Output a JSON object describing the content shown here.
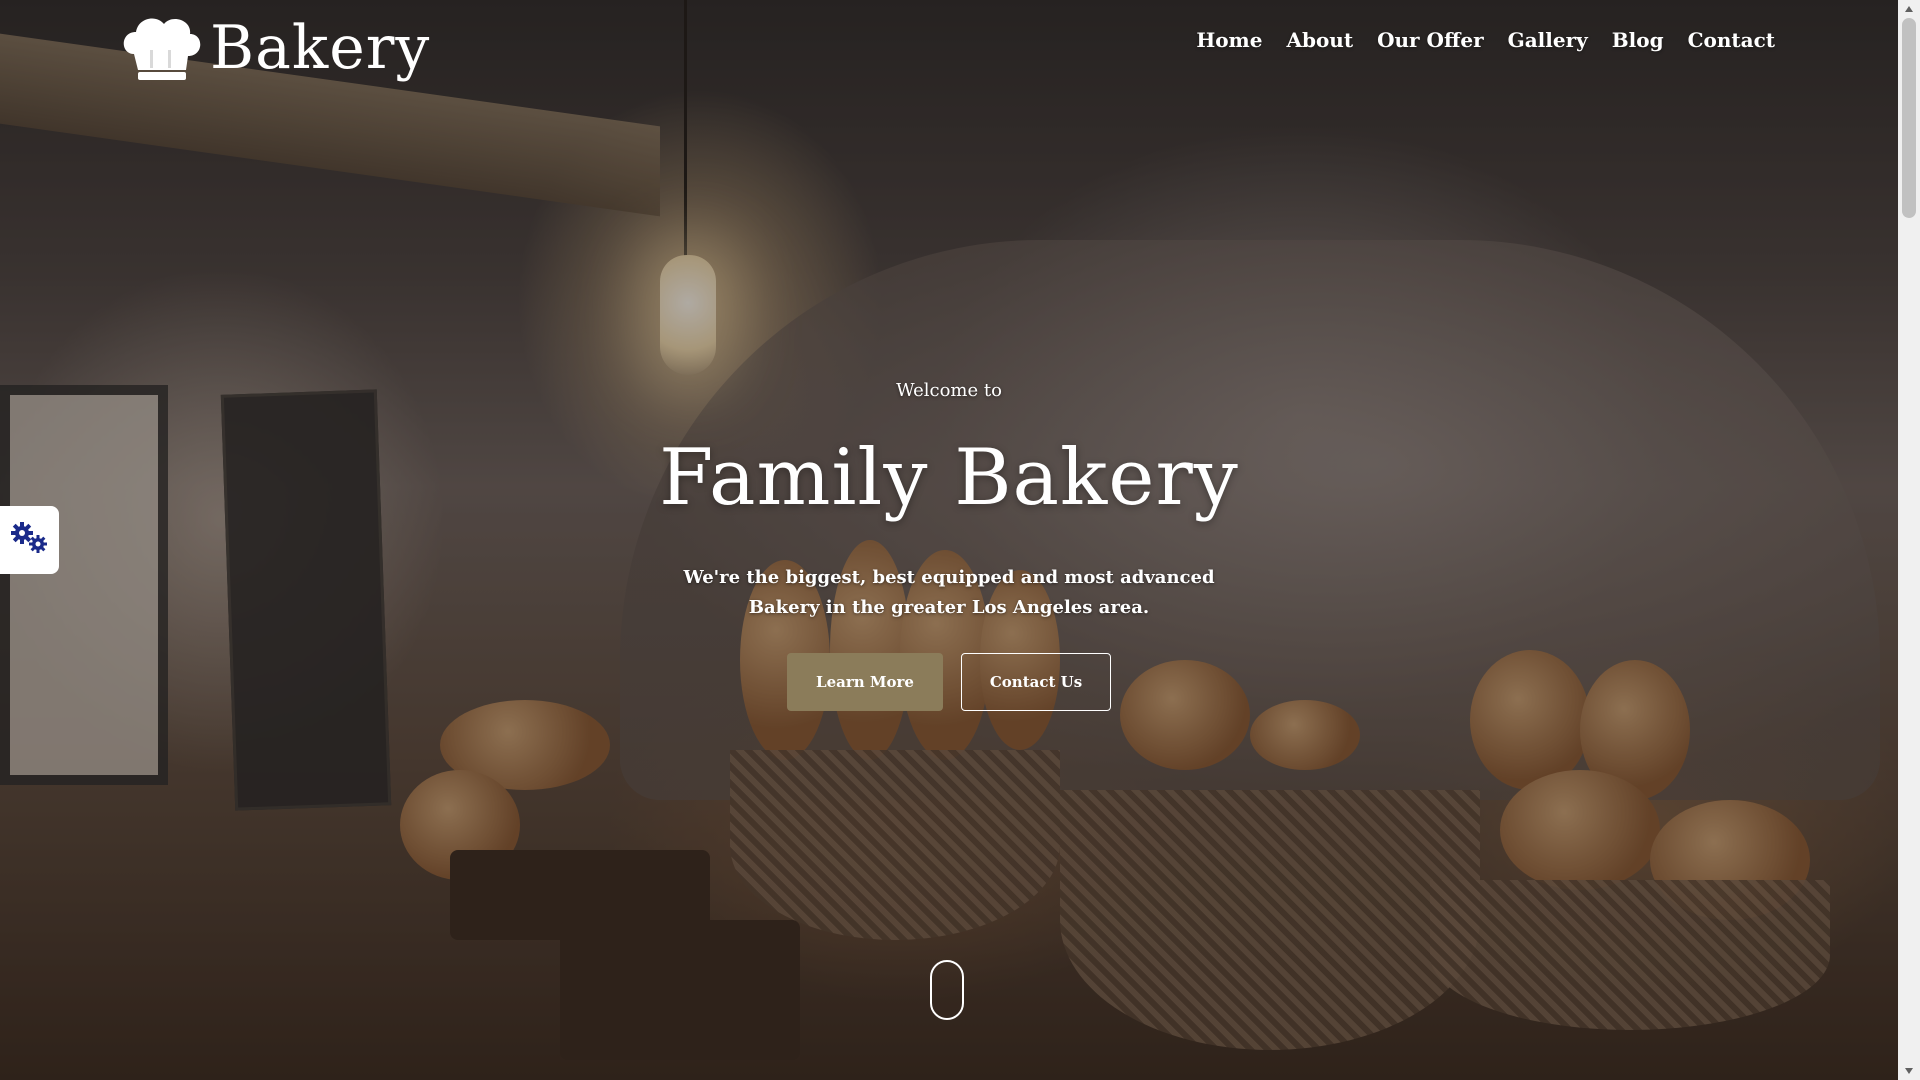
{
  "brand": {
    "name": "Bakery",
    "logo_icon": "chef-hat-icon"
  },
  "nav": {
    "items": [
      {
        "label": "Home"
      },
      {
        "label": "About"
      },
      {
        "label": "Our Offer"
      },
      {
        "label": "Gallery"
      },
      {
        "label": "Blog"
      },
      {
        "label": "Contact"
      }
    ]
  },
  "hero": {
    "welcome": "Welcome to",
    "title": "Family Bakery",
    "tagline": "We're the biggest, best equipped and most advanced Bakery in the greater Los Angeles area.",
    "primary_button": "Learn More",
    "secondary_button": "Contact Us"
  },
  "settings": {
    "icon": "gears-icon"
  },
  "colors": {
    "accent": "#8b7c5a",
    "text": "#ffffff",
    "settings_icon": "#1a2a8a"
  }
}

========

### Required task:
Images in the records should not be copied. Repeat all the rest exactly.

### Output of the task:
Output a JSON object describing the content shown here.
{
  "brand": {
    "name": "Bakery",
    "logo_icon": "chef-hat-icon"
  },
  "nav": {
    "items": [
      {
        "label": "Home"
      },
      {
        "label": "About"
      },
      {
        "label": "Our Offer"
      },
      {
        "label": "Gallery"
      },
      {
        "label": "Blog"
      },
      {
        "label": "Contact"
      }
    ]
  },
  "hero": {
    "welcome": "Welcome to",
    "title": "Family Bakery",
    "tagline": "We're the biggest, best equipped and most advanced Bakery in the greater Los Angeles area.",
    "primary_button": "Learn More",
    "secondary_button": "Contact Us"
  },
  "settings": {
    "icon": "gears-icon"
  },
  "colors": {
    "accent": "#8b7c5a",
    "text": "#ffffff",
    "settings_icon": "#1a2a8a"
  }
}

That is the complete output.